--- Problem to solve ---
In the entries below, extract every line verbatim, starting at the line containing "- wifi-icon: [974, 57, 1016, 88]" and ending at the line containing "Where is each", both included.

## Start Provided records

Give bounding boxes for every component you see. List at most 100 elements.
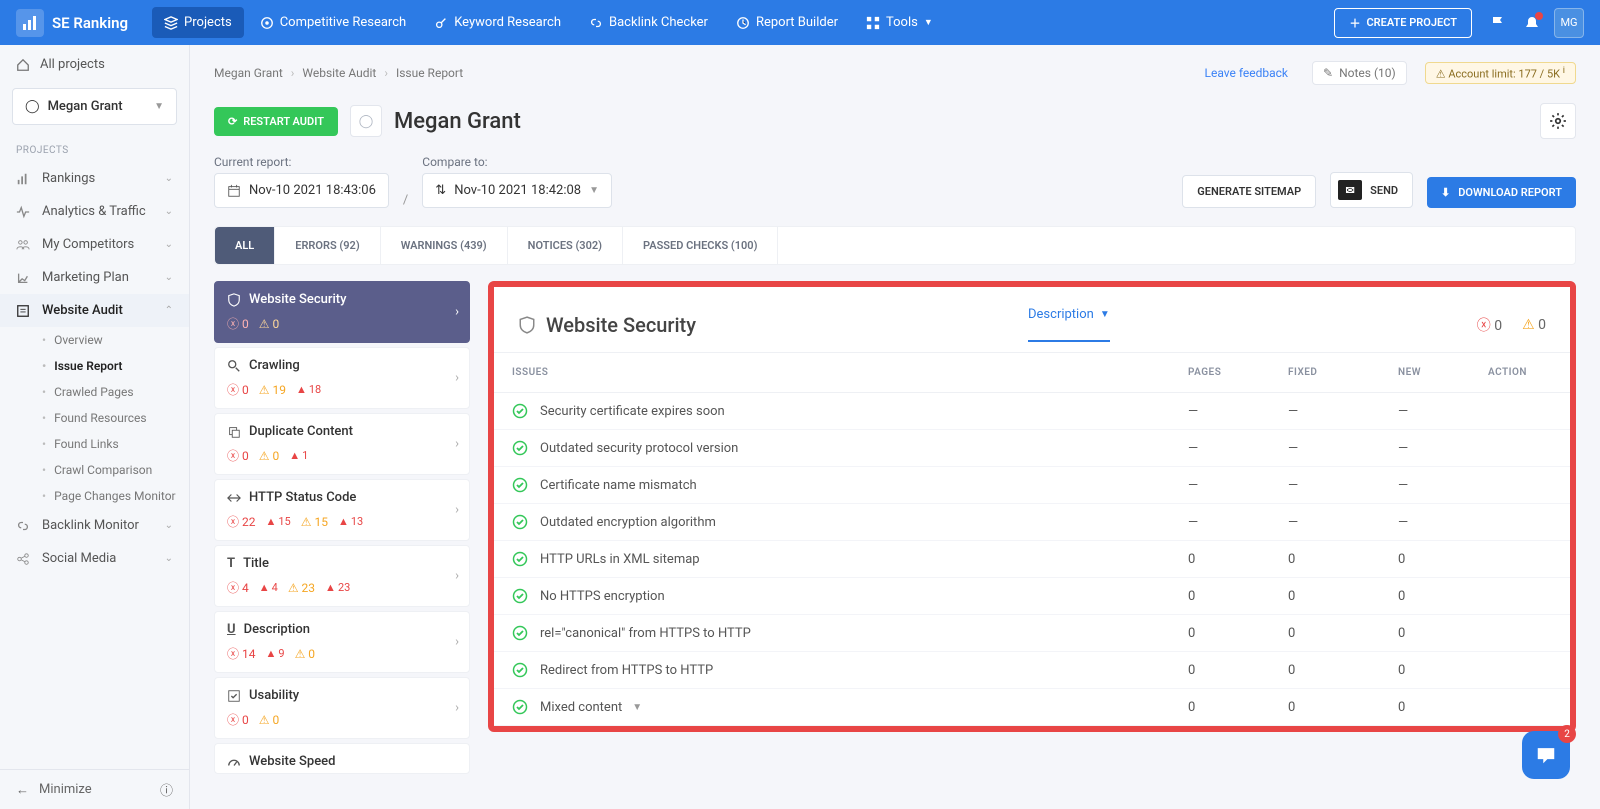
bars-icon (16, 172, 30, 186)
sub-crawled-pages[interactable]: Crawled Pages (34, 379, 189, 405)
sub-issue-report[interactable]: Issue Report (34, 353, 189, 379)
notes-label: Notes (10) (1339, 66, 1396, 80)
warn-count: ⚠ 0 (259, 713, 279, 727)
nav-backlink[interactable]: Backlink Checker (577, 7, 720, 38)
breadcrumb-link[interactable]: Megan Grant (214, 66, 283, 80)
chevron-right-icon: › (455, 305, 459, 320)
compare-label: Compare to: (422, 155, 612, 169)
new-cell: — (1380, 430, 1470, 467)
cat-title[interactable]: TTitle ⓧ 4▲ 4⚠ 23▲ 23 › (214, 545, 470, 607)
cat-duplicate[interactable]: Duplicate Content ⓧ 0⚠ 0▲ 1 › (214, 413, 470, 475)
sub-found-resources[interactable]: Found Resources (34, 405, 189, 431)
all-projects-label: All projects (40, 57, 105, 72)
notes-button[interactable]: ✎Notes (10) (1312, 61, 1407, 85)
speed-icon (227, 755, 241, 769)
nav-tools[interactable]: Tools ▼ (854, 7, 945, 38)
sidebar-item-competitors[interactable]: My Competitors⌄ (0, 228, 189, 261)
help-icon[interactable]: ⓘ (160, 780, 173, 799)
table-row[interactable]: rel="canonical" from HTTPS to HTTP000 (494, 615, 1570, 652)
sidebar-item-marketing[interactable]: Marketing Plan⌄ (0, 261, 189, 294)
action-cell (1470, 430, 1570, 467)
sub-crawl-comparison[interactable]: Crawl Comparison (34, 457, 189, 483)
download-report-button[interactable]: ⬇DOWNLOAD REPORT (1427, 177, 1576, 208)
bell-icon[interactable] (1524, 15, 1540, 31)
nav-competitive[interactable]: Competitive Research (248, 7, 418, 38)
cat-http[interactable]: HTTP Status Code ⓧ 22▲ 15⚠ 15▲ 13 › (214, 479, 470, 541)
fixed-cell: — (1270, 393, 1380, 430)
current-report-date[interactable]: Nov-10 2021 18:43:06 (214, 173, 389, 208)
chevron-down-icon: ▼ (632, 702, 642, 713)
page-header: ⟳RESTART AUDIT ◯ Megan Grant (190, 93, 1600, 149)
generate-sitemap-button[interactable]: GENERATE SITEMAP (1182, 175, 1316, 208)
restart-audit-button[interactable]: ⟳RESTART AUDIT (214, 107, 338, 136)
compare-date-select[interactable]: ⇅Nov-10 2021 18:42:08▼ (422, 173, 612, 208)
date-separator: / (403, 193, 408, 208)
calendar-icon (227, 184, 241, 198)
detail-panel: Website Security Description▼ ⓧ 0 ⚠ 0 IS… (488, 281, 1576, 732)
sub-page-changes[interactable]: Page Changes Monitor (34, 483, 189, 509)
nav-report[interactable]: Report Builder (724, 7, 850, 38)
brand[interactable]: SE Ranking (16, 9, 128, 37)
sidebar-item-label: Backlink Monitor (42, 518, 139, 533)
chevron-down-icon: ⌄ (165, 553, 173, 564)
link-icon (16, 519, 30, 533)
tab-notices[interactable]: NOTICES (302) (508, 227, 623, 264)
account-limit-badge[interactable]: ⚠ Account limit: 177 / 5K i (1425, 62, 1576, 85)
project-select[interactable]: ◯Megan Grant ▼ (12, 88, 177, 125)
breadcrumbs: Megan Grant › Website Audit › Issue Repo… (190, 45, 1600, 93)
error-count: ⓧ 0 (227, 381, 249, 398)
table-row[interactable]: Outdated encryption algorithm——— (494, 504, 1570, 541)
user-avatar[interactable]: MG (1554, 8, 1584, 38)
flag-icon[interactable] (1490, 15, 1506, 31)
table-row[interactable]: HTTP URLs in XML sitemap000 (494, 541, 1570, 578)
table-row[interactable]: Redirect from HTTPS to HTTP000 (494, 652, 1570, 689)
current-date-value: Nov-10 2021 18:43:06 (249, 183, 376, 198)
chevron-down-icon: ⌄ (165, 272, 173, 283)
cat-description[interactable]: UDescription ⓧ 14▲ 9⚠ 0 › (214, 611, 470, 673)
cat-label: Title (243, 556, 269, 571)
table-row[interactable]: Mixed content ▼000 (494, 689, 1570, 726)
table-row[interactable]: Outdated security protocol version——— (494, 430, 1570, 467)
nav-tools-label: Tools (886, 15, 918, 30)
send-button[interactable]: ✉SEND (1330, 172, 1413, 208)
audit-icon (16, 304, 30, 318)
sidebar-item-backlink[interactable]: Backlink Monitor⌄ (0, 509, 189, 542)
settings-button[interactable] (1540, 103, 1576, 139)
new-cell: 0 (1380, 689, 1470, 726)
cat-label: HTTP Status Code (249, 490, 356, 505)
nav-keyword[interactable]: Keyword Research (422, 7, 573, 38)
table-row[interactable]: No HTTPS encryption000 (494, 578, 1570, 615)
chat-widget[interactable]: 2 (1522, 731, 1570, 779)
sub-found-links[interactable]: Found Links (34, 431, 189, 457)
cat-security[interactable]: Website Security ⓧ 0⚠ 0 › (214, 281, 470, 343)
nav-projects[interactable]: Projects (152, 7, 244, 38)
tab-errors[interactable]: ERRORS (92) (275, 227, 380, 264)
tab-warnings[interactable]: WARNINGS (439) (381, 227, 508, 264)
leave-feedback-link[interactable]: Leave feedback (1205, 66, 1289, 80)
sub-overview[interactable]: Overview (34, 327, 189, 353)
issue-name: Security certificate expires soon (540, 404, 725, 419)
description-tab[interactable]: Description▼ (1028, 307, 1110, 342)
sidebar-item-analytics[interactable]: Analytics & Traffic⌄ (0, 195, 189, 228)
breadcrumb-link[interactable]: Website Audit (302, 66, 376, 80)
download-label: DOWNLOAD REPORT (1458, 186, 1562, 199)
issue-name: rel="canonical" from HTTPS to HTTP (540, 626, 751, 641)
cat-speed[interactable]: Website Speed (214, 743, 470, 774)
fixed-cell: 0 (1270, 652, 1380, 689)
tab-passed[interactable]: PASSED CHECKS (100) (623, 227, 778, 264)
table-row[interactable]: Certificate name mismatch——— (494, 467, 1570, 504)
sidebar-item-rankings[interactable]: Rankings⌄ (0, 162, 189, 195)
sidebar-all-projects[interactable]: All projects (0, 45, 189, 84)
sidebar-item-website-audit[interactable]: Website Audit⌃ (0, 294, 189, 327)
cat-crawling[interactable]: Crawling ⓧ 0⚠ 19▲ 18 › (214, 347, 470, 409)
cat-label: Duplicate Content (249, 424, 353, 439)
sidebar-minimize[interactable]: ← Minimize ⓘ (0, 769, 189, 809)
issue-name: HTTP URLs in XML sitemap (540, 552, 700, 567)
table-row[interactable]: Security certificate expires soon——— (494, 393, 1570, 430)
create-project-button[interactable]: ＋CREATE PROJECT (1334, 8, 1472, 38)
http-icon (227, 491, 241, 505)
tab-all[interactable]: ALL (215, 227, 275, 264)
cat-usability[interactable]: Usability ⓧ 0⚠ 0 › (214, 677, 470, 739)
sidebar-item-label: Social Media (42, 551, 116, 566)
sidebar-item-social[interactable]: Social Media ⌄ (0, 542, 189, 575)
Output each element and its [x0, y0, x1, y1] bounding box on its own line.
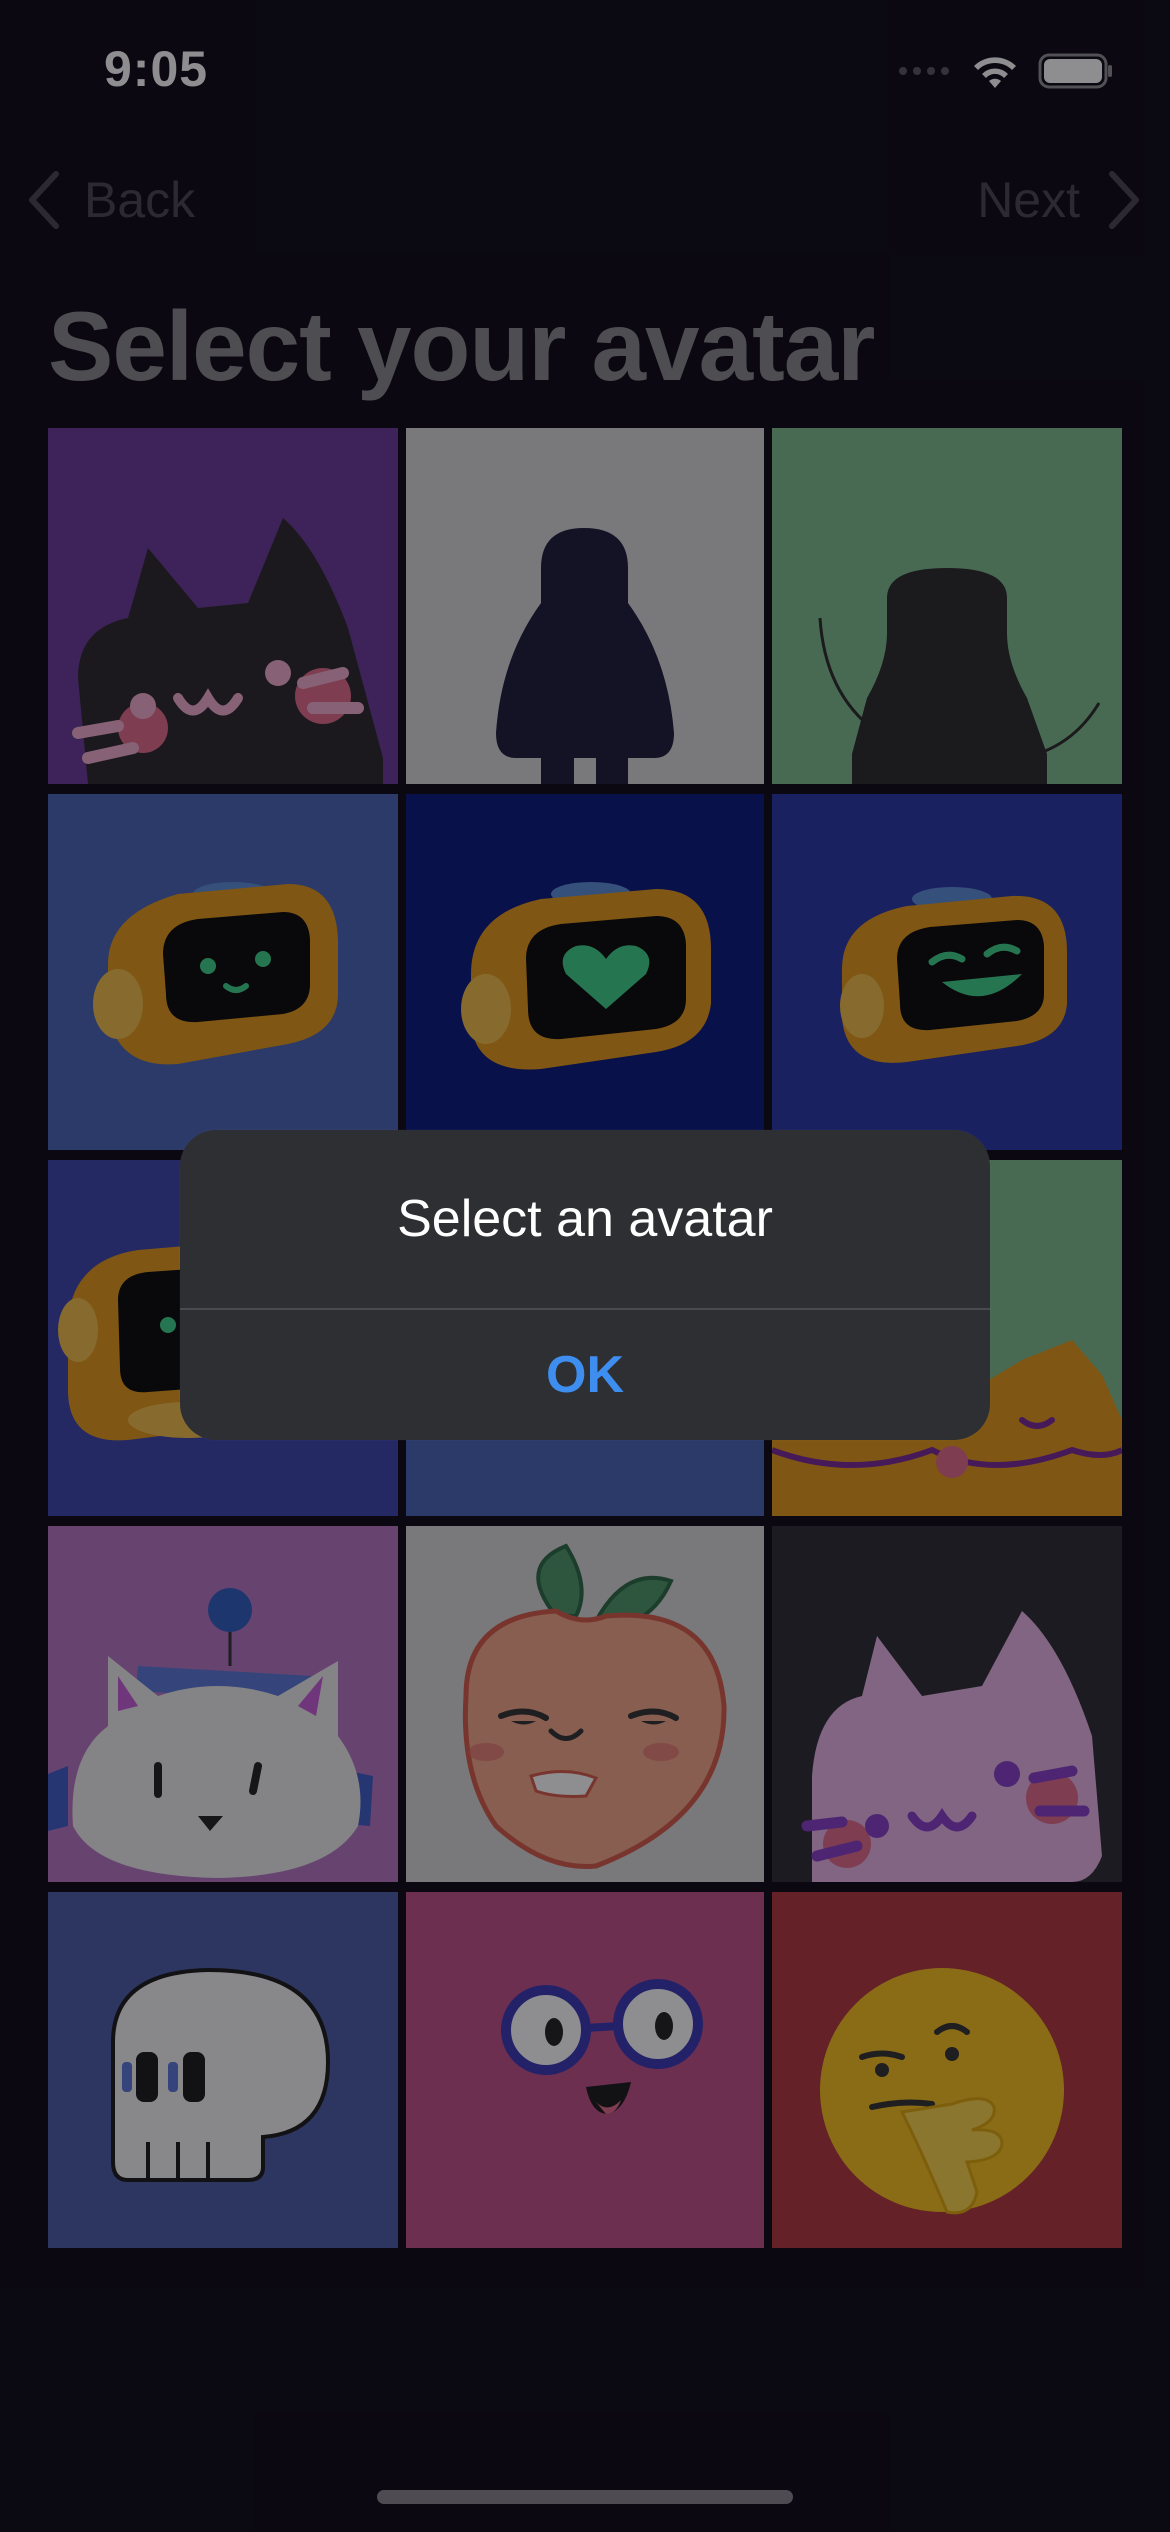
- wifi-icon: [974, 57, 1016, 88]
- status-icons: [898, 52, 1114, 90]
- avatar-tile-skull[interactable]: [48, 1892, 398, 2248]
- next-button[interactable]: Next: [977, 170, 1142, 230]
- alert-title: Select an avatar: [397, 1190, 773, 1248]
- avatar-tile-robot-smile[interactable]: [48, 794, 398, 1150]
- avatar-tile-thinking-emoji[interactable]: [772, 1892, 1122, 2248]
- home-indicator[interactable]: [377, 2490, 793, 2504]
- robot-laugh-icon: [772, 794, 1122, 1150]
- ok-button[interactable]: OK: [180, 1310, 990, 1440]
- page-title: Select your avatar: [48, 291, 875, 401]
- back-label: Back: [84, 172, 196, 228]
- silhouette-figure-icon: [406, 428, 764, 784]
- avatar-tile-peach-face[interactable]: [406, 1526, 764, 1882]
- back-button[interactable]: Back: [26, 170, 195, 230]
- status-bar: 9:05: [0, 0, 1170, 140]
- avatar-tile-glasses-face[interactable]: [406, 1892, 764, 2248]
- peach-face-icon: [406, 1526, 764, 1882]
- avatar-selection-screen: 9:05 Back Next Select your avatar Select…: [0, 0, 1170, 2532]
- hooded-silhouette-icon: [772, 428, 1122, 784]
- robot-smile-icon: [48, 794, 398, 1150]
- status-time: 9:05: [104, 41, 209, 97]
- avatar-tile-black-cat[interactable]: [48, 428, 398, 784]
- black-cat-icon: [48, 428, 398, 784]
- avatar-tile-hooded-silhouette[interactable]: [772, 428, 1122, 784]
- alert-dialog: Select an avatar OK: [180, 1130, 990, 1440]
- thinking-emoji-icon: [772, 1892, 1122, 2248]
- signal-dots-icon: [899, 67, 949, 75]
- next-label: Next: [977, 172, 1080, 228]
- white-cat-hat-icon: [48, 1526, 398, 1882]
- robot-heart-icon: [406, 794, 764, 1150]
- avatar-tile-silhouette-figure[interactable]: [406, 428, 764, 784]
- skull-icon: [48, 1892, 398, 2248]
- glasses-face-icon: [406, 1892, 764, 2248]
- battery-icon: [1038, 53, 1112, 89]
- avatar-tile-pink-cat[interactable]: [772, 1526, 1122, 1882]
- avatar-tile-white-cat-hat[interactable]: [48, 1526, 398, 1882]
- chevron-left-icon: [29, 171, 59, 229]
- pink-cat-icon: [772, 1526, 1122, 1882]
- navigation-bar: Back Next: [0, 170, 1170, 250]
- avatar-tile-robot-laugh[interactable]: [772, 794, 1122, 1150]
- chevron-right-icon: [1109, 171, 1139, 229]
- avatar-tile-robot-heart[interactable]: [406, 794, 764, 1150]
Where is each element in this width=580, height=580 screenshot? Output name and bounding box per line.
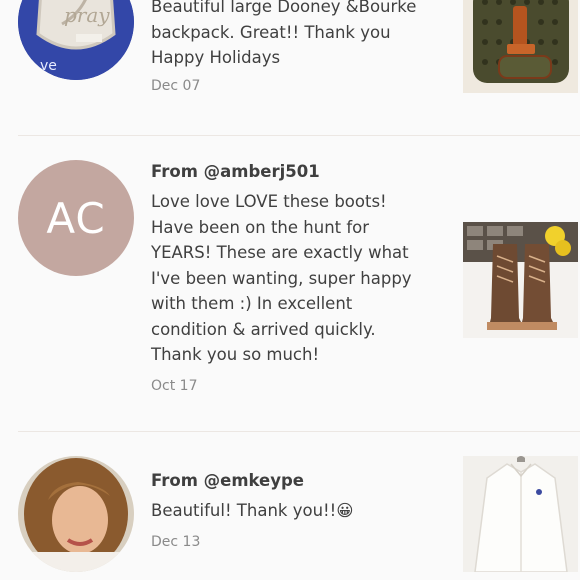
avatar-photo-badge: pray ve <box>18 0 134 80</box>
product-thumbnail[interactable] <box>463 456 578 572</box>
boots-image <box>463 222 578 338</box>
review-date: Dec 07 <box>151 77 201 94</box>
reviewer-avatar[interactable]: pray ve <box>18 0 134 80</box>
review-item: From @emkeype Beautiful! Thank you!!😀 De… <box>0 432 580 580</box>
review-item: pray ve Beautiful large Dooney &Bourke b… <box>0 0 580 136</box>
reviewer-avatar[interactable]: AC <box>18 160 134 276</box>
review-text: Love love LOVE these boots! Have been on… <box>151 192 412 364</box>
reviewer-username[interactable]: From @emkeype <box>151 468 443 494</box>
review-item: AC From @amberj501 Love love LOVE these … <box>0 136 580 432</box>
svg-text:pray: pray <box>64 3 110 27</box>
avatar-initials: AC <box>46 193 106 243</box>
reviewer-avatar[interactable] <box>18 456 134 572</box>
product-thumbnail[interactable] <box>463 222 578 338</box>
backpack-image <box>463 0 578 93</box>
review-date: Dec 13 <box>151 533 201 550</box>
review-text: Beautiful! Thank you!!😀 <box>151 501 354 520</box>
reviewer-username[interactable]: From @amberj501 <box>151 159 443 185</box>
review-text: Beautiful large Dooney &Bourke backpack.… <box>151 0 417 67</box>
avatar-photo-person <box>18 456 134 572</box>
review-date: Oct 17 <box>151 377 198 394</box>
white-shirt-image <box>463 456 578 572</box>
svg-text:ve: ve <box>40 58 57 74</box>
product-thumbnail[interactable] <box>463 0 578 93</box>
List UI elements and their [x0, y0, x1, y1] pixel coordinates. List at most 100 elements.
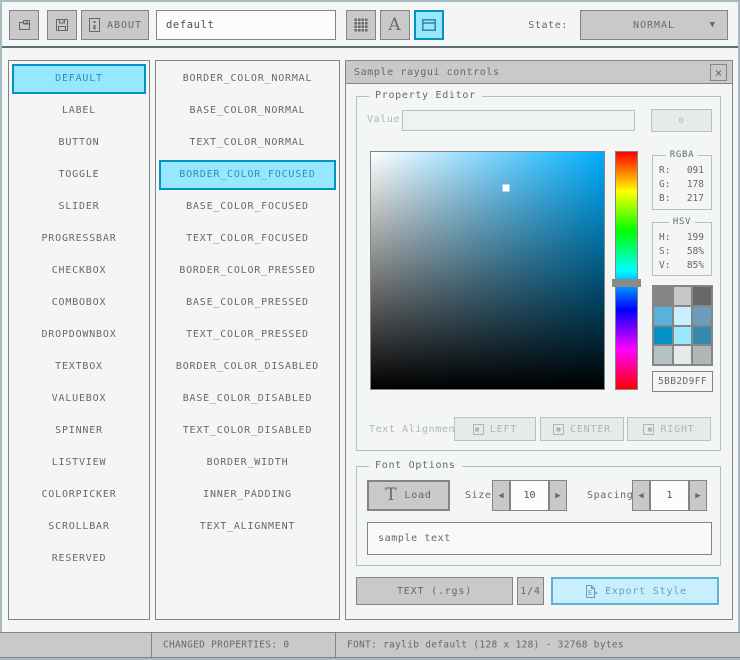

## End Provided records

--- Solved problem ---
- wifi-icon: [974, 57, 1016, 88]
- status-icons: [898, 52, 1114, 90]
- avatar-tile-skull[interactable]: [48, 1892, 398, 2248]
- next-button[interactable]: Next: [977, 170, 1142, 230]
- alert-title: Select an avatar: [397, 1190, 773, 1248]
- avatar-tile-robot-smile[interactable]: [48, 794, 398, 1150]
- avatar-tile-thinking-emoji[interactable]: [772, 1892, 1122, 2248]
- home-indicator[interactable]: [377, 2490, 793, 2504]
- robot-laugh-icon: [772, 794, 1122, 1150]
- ok-button[interactable]: OK: [180, 1310, 990, 1440]
- page-title: Select your avatar: [48, 291, 875, 401]
- back-label: Back: [84, 172, 196, 228]
- silhouette-figure-icon: [406, 428, 764, 784]
- avatar-tile-peach-face[interactable]: [406, 1526, 764, 1882]
- back-button[interactable]: Back: [26, 170, 195, 230]
- status-bar: 9:05: [0, 0, 1170, 140]
- avatar-tile-glasses-face[interactable]: [406, 1892, 764, 2248]
- peach-face-icon: [406, 1526, 764, 1882]
- avatar-selection-screen: 9:05 Back Next Select your avatar Select…: [0, 0, 1170, 2532]
- hooded-silhouette-icon: [772, 428, 1122, 784]
- robot-smile-icon: [48, 794, 398, 1150]
- status-time: 9:05: [104, 41, 209, 97]
- avatar-tile-black-cat[interactable]: [48, 428, 398, 784]
- black-cat-icon: [48, 428, 398, 784]
- avatar-tile-hooded-silhouette[interactable]: [772, 428, 1122, 784]
- alert-dialog: Select an avatar OK: [180, 1130, 990, 1440]
- thinking-emoji-icon: [772, 1892, 1122, 2248]
- signal-dots-icon: [899, 67, 949, 75]
- next-label: Next: [977, 172, 1080, 228]
- white-cat-hat-icon: [48, 1526, 398, 1882]
- robot-heart-icon: [406, 794, 764, 1150]
- avatar-tile-silhouette-figure[interactable]: [406, 428, 764, 784]
- skull-icon: [48, 1892, 398, 2248]
- glasses-face-icon: [406, 1892, 764, 2248]
- battery-icon: [1038, 53, 1112, 89]
- avatar-tile-pink-cat[interactable]: [772, 1526, 1122, 1882]
- avatar-tile-white-cat-hat[interactable]: [48, 1526, 398, 1882]
- chevron-left-icon: [29, 171, 59, 229]
- pink-cat-icon: [772, 1526, 1122, 1882]
- navigation-bar: Back Next: [0, 170, 1170, 250]
- avatar-tile-robot-laugh[interactable]: [772, 794, 1122, 1150]
- chevron-right-icon: [1109, 171, 1139, 229]
- avatar-tile-robot-heart[interactable]: [406, 794, 764, 1150]
Where is each element in this width=580, height=580 screenshot? Output name and bounding box per line.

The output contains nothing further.